What the task requires: Give the number of lines in the data that hold the string "Members". Nothing else is needed.

+ + +

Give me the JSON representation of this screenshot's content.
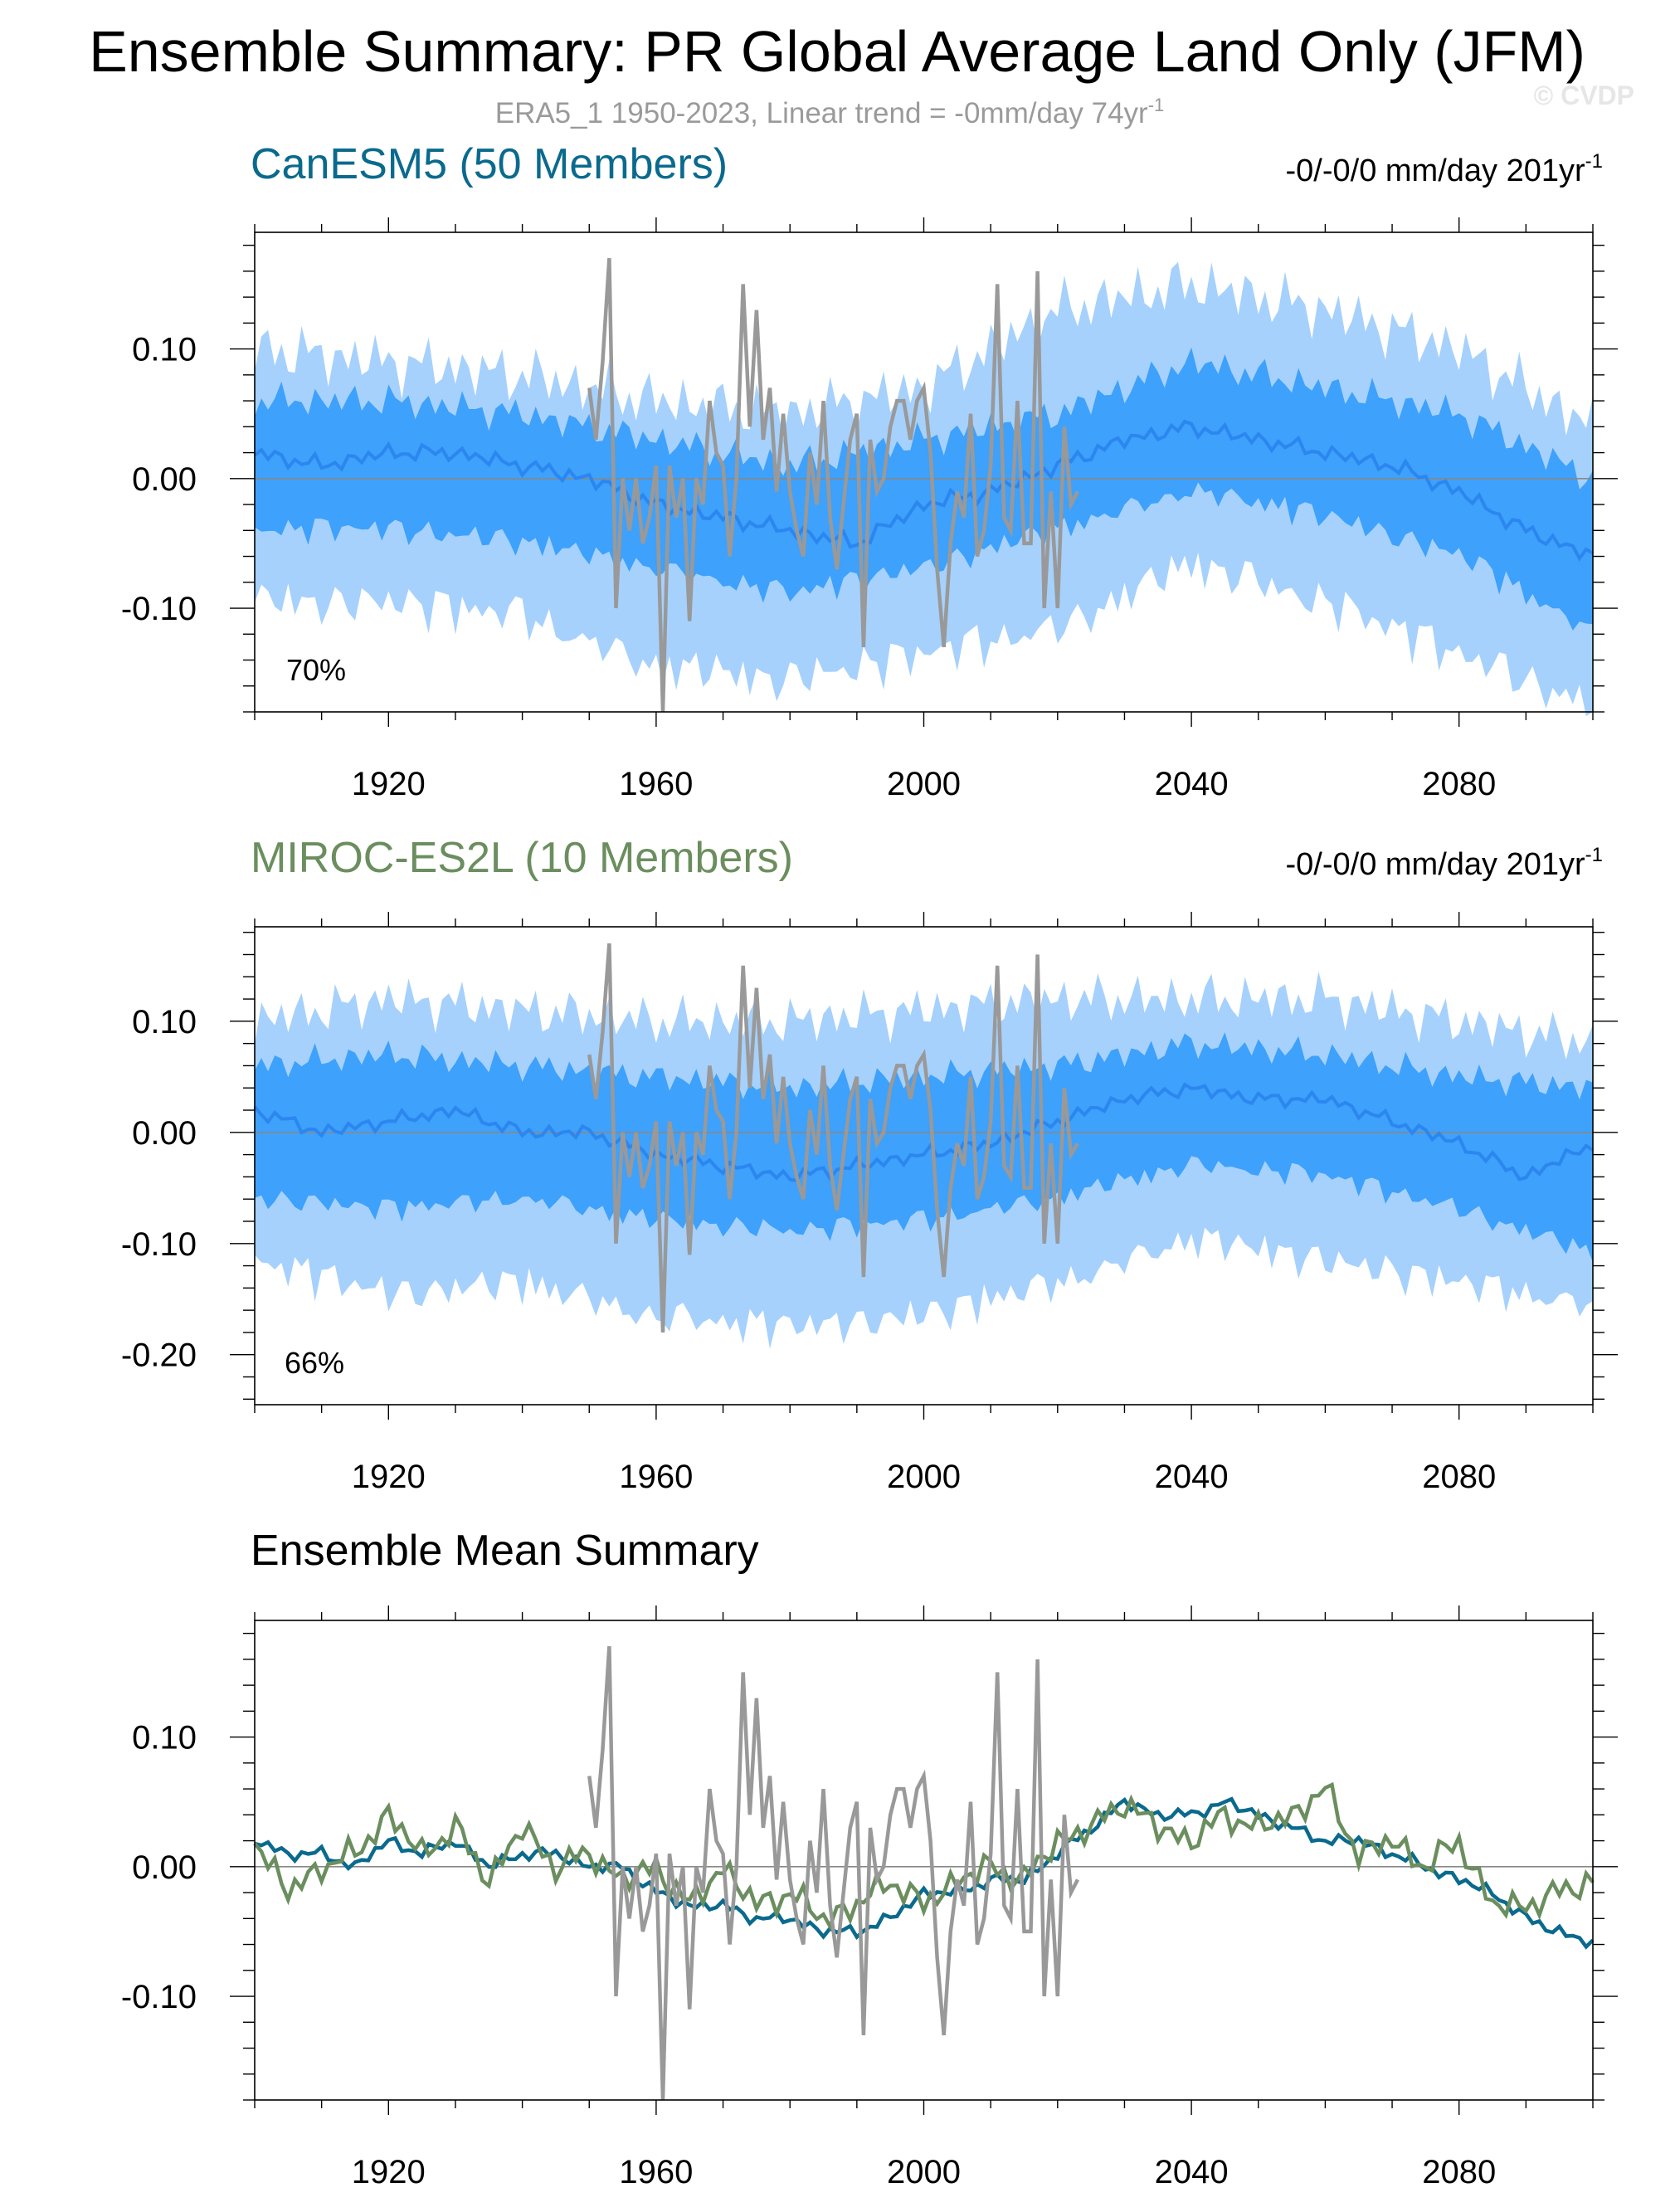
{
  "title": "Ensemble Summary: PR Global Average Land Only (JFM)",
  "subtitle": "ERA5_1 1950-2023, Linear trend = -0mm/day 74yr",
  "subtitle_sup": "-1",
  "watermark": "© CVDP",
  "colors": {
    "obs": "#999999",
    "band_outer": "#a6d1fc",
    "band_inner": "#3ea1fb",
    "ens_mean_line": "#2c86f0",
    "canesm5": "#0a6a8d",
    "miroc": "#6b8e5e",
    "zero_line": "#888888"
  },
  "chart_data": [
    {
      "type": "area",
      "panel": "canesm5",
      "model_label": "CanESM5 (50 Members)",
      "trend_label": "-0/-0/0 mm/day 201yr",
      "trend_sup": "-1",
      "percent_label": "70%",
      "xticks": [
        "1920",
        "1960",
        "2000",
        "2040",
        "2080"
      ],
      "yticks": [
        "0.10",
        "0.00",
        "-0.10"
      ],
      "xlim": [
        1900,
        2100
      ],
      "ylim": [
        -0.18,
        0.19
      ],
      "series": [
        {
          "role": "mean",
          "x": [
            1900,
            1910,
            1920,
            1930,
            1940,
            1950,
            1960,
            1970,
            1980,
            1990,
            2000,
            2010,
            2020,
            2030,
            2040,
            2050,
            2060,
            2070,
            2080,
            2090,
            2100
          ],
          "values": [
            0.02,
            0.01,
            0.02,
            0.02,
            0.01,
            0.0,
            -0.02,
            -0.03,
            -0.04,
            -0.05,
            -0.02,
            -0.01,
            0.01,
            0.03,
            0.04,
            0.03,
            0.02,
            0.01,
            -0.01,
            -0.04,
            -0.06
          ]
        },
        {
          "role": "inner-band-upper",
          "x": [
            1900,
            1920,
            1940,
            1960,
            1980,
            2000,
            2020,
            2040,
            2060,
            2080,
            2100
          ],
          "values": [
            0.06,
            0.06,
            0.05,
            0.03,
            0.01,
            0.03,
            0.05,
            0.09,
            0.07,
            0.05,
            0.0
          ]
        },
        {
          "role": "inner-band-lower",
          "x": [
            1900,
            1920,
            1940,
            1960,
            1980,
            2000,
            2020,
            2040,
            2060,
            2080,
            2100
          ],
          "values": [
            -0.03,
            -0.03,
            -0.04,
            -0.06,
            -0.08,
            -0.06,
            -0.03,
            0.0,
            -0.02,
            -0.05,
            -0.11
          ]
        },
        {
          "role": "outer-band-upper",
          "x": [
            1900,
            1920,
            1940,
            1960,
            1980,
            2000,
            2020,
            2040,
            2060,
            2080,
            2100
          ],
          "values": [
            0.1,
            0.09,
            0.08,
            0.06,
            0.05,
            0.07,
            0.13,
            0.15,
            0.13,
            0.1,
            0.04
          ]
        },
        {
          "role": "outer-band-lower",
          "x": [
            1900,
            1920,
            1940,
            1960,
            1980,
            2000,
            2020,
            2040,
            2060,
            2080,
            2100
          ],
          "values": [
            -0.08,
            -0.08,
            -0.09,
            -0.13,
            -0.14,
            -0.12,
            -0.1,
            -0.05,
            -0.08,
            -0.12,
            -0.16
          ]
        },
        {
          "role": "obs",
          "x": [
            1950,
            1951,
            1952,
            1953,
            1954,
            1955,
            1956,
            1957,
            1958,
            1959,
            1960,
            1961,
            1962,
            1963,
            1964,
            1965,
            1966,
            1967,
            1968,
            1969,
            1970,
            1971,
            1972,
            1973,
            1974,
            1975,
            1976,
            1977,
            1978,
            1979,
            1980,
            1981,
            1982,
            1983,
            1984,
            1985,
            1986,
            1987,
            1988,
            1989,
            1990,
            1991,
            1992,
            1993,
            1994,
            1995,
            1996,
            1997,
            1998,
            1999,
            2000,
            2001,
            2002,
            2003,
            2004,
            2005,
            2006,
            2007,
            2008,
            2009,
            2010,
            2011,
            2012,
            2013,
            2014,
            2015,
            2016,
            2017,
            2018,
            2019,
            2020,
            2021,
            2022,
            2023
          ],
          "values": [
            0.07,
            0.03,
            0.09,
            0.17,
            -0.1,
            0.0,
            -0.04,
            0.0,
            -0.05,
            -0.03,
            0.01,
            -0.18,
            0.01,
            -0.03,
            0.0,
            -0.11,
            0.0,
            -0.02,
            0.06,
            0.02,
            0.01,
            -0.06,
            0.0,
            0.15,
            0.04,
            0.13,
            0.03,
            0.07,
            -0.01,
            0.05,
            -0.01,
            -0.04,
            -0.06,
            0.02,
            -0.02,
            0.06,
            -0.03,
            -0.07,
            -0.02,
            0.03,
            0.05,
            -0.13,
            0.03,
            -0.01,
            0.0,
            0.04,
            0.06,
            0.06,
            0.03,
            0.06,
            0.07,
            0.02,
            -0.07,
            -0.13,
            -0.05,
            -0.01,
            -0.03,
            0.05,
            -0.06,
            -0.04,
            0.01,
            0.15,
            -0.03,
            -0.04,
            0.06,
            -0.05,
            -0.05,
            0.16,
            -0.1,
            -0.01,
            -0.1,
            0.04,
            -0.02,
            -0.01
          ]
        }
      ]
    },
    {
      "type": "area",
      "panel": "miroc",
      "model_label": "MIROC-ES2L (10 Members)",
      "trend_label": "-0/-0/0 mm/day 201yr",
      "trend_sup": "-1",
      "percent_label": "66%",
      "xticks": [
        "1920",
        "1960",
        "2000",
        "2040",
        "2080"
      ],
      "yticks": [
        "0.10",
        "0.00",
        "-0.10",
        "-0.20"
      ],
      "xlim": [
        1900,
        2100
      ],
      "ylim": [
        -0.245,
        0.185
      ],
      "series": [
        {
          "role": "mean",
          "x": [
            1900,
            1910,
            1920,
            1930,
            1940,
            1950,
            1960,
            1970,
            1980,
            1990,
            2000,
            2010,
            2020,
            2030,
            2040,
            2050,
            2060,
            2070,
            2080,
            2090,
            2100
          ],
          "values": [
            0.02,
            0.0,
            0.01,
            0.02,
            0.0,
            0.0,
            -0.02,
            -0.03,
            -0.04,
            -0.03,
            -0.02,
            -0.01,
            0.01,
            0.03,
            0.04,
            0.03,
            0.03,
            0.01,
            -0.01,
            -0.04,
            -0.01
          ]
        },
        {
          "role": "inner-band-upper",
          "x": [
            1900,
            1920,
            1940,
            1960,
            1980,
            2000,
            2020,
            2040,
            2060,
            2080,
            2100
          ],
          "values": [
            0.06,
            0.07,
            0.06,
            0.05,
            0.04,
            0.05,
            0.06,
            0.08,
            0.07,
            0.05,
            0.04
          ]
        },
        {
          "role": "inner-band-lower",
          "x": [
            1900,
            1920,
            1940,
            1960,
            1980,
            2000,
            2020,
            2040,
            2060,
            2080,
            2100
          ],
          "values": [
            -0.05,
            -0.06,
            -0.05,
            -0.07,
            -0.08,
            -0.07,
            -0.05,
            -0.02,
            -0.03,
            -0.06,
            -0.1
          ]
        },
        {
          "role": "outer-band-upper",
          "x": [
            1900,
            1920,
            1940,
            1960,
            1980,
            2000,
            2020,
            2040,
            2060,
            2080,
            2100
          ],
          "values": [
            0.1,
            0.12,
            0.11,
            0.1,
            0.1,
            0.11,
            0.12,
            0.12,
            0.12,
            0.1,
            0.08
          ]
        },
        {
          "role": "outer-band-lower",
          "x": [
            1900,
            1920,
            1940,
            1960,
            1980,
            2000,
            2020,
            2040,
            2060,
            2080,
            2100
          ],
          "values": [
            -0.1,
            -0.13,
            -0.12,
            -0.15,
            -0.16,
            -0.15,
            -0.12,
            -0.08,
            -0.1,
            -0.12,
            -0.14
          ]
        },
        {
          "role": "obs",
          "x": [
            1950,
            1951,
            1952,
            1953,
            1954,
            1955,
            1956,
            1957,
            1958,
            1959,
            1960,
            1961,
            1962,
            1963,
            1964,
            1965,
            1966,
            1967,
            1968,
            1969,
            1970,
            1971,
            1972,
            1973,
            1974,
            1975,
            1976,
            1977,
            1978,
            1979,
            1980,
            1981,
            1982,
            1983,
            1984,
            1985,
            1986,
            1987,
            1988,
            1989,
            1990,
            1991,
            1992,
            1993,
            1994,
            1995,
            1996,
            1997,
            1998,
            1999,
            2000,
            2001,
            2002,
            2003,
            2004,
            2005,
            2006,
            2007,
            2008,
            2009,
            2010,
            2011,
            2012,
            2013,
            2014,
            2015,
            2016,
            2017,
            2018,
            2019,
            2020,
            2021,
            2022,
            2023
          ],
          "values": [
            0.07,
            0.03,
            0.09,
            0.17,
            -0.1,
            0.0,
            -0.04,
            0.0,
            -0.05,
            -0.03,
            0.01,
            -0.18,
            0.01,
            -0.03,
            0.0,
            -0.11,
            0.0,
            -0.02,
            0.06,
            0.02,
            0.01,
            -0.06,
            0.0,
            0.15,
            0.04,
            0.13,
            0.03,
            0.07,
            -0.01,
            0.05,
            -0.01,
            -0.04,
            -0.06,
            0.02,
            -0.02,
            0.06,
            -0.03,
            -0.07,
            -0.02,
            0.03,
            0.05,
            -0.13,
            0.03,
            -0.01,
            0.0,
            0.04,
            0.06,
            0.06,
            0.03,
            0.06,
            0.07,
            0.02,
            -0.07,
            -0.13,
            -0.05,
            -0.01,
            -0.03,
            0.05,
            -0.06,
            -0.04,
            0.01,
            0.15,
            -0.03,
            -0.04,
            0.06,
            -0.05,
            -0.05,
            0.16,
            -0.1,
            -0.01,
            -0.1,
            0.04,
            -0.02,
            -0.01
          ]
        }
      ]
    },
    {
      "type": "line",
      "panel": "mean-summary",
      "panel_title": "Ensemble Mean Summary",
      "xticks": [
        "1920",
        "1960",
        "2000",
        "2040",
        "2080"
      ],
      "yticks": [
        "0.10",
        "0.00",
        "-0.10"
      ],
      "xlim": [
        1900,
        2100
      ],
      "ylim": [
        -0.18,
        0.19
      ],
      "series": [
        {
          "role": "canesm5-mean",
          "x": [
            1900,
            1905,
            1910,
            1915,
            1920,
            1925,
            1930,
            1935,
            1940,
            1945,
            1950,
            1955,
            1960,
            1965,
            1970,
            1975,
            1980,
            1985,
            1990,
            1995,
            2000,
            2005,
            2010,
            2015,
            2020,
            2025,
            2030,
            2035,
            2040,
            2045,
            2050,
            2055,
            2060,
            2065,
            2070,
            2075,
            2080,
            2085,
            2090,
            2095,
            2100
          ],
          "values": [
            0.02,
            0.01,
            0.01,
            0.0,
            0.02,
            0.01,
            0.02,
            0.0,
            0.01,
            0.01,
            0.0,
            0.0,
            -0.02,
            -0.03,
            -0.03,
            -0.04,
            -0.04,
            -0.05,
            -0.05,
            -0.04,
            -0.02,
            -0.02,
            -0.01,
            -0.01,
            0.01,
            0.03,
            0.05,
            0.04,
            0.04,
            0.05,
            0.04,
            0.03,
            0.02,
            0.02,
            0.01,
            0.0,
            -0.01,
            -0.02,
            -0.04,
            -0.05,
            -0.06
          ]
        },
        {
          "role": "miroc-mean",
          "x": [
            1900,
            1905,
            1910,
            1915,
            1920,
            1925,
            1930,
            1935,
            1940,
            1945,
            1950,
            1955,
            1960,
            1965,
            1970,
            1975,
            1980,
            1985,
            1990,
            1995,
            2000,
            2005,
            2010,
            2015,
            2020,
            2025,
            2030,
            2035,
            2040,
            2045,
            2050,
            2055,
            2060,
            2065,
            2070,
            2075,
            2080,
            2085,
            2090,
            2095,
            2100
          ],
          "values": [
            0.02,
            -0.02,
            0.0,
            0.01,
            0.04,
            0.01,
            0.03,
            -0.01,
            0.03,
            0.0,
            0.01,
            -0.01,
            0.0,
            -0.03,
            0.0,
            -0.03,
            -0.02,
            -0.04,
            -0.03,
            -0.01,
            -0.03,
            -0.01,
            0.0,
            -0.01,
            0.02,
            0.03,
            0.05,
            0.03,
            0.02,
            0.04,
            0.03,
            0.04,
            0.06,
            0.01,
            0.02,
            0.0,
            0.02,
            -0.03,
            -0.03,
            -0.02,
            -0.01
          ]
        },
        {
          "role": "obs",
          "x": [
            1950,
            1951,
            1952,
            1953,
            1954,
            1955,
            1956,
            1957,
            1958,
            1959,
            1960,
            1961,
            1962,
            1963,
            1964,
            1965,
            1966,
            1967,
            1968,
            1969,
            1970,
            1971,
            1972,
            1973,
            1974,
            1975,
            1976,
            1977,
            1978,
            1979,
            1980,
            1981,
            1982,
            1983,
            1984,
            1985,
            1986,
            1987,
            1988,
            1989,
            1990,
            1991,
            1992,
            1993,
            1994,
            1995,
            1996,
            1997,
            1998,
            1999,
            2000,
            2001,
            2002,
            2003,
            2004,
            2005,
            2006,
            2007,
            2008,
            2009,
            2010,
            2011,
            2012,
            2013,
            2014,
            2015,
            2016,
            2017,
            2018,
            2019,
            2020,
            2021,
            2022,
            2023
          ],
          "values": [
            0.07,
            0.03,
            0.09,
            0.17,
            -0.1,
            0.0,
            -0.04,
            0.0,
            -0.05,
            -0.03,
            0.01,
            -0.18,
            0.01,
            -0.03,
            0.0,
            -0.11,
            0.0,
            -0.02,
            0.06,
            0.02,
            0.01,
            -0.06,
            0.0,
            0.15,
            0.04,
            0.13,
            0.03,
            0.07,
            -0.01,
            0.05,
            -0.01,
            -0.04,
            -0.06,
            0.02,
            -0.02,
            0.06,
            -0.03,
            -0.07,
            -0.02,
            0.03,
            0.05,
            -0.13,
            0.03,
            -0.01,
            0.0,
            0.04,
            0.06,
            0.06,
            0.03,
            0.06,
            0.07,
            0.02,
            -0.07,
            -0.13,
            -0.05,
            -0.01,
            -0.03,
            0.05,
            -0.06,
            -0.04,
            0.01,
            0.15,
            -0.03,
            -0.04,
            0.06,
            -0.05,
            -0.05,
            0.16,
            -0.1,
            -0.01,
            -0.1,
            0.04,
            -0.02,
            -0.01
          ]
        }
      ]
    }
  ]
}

+ + +

Task answer: 2